— Start Input for this task —
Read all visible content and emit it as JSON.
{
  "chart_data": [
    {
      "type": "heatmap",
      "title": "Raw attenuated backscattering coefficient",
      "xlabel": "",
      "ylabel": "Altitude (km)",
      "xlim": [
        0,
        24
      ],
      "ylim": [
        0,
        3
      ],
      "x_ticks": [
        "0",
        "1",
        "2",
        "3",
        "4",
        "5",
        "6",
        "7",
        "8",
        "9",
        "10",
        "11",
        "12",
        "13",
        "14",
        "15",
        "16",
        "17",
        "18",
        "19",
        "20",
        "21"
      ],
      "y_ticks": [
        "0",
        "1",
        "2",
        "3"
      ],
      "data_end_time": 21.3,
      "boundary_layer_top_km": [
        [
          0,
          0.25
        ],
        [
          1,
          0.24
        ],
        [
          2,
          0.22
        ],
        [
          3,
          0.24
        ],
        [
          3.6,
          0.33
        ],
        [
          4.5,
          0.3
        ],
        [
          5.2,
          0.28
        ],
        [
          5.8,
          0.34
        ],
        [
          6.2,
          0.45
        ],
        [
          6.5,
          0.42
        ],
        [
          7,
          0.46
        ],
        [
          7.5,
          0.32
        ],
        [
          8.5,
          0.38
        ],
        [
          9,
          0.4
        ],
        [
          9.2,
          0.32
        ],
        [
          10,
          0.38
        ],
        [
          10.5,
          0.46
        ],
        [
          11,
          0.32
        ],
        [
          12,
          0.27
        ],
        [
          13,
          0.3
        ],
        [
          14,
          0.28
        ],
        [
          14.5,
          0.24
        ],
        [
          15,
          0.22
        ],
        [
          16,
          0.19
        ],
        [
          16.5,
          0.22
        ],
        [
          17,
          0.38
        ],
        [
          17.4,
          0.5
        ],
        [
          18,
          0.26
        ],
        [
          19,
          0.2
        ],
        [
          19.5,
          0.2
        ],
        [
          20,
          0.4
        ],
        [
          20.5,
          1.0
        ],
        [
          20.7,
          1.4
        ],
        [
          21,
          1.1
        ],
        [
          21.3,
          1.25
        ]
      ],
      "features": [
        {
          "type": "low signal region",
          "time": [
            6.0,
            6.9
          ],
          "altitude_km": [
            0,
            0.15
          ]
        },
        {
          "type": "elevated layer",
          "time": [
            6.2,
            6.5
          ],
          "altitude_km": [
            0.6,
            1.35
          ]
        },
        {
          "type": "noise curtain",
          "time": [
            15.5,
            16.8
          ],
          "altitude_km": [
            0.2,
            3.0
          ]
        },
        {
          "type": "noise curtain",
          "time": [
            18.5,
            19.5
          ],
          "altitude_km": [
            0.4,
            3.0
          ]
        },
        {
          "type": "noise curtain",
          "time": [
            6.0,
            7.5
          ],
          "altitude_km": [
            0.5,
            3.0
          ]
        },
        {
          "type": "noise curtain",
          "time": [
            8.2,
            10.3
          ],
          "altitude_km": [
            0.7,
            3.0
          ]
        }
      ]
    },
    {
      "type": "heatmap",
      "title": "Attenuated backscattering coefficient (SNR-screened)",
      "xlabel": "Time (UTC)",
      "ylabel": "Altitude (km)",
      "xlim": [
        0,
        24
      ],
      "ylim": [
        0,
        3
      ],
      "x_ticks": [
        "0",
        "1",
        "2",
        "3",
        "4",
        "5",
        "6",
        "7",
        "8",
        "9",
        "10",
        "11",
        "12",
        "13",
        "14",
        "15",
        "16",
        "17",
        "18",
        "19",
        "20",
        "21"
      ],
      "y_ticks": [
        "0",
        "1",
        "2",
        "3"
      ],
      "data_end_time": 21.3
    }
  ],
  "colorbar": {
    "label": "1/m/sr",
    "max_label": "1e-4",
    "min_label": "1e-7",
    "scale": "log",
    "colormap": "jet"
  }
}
— End Input for this task —
• _Exercise aim_: Using the listing above, list every line in which the string "coefficient" occurs.

• _Result of the task_:
      "title": "Raw attenuated backscattering coefficient",
      "title": "Attenuated backscattering coefficient (SNR-screened)",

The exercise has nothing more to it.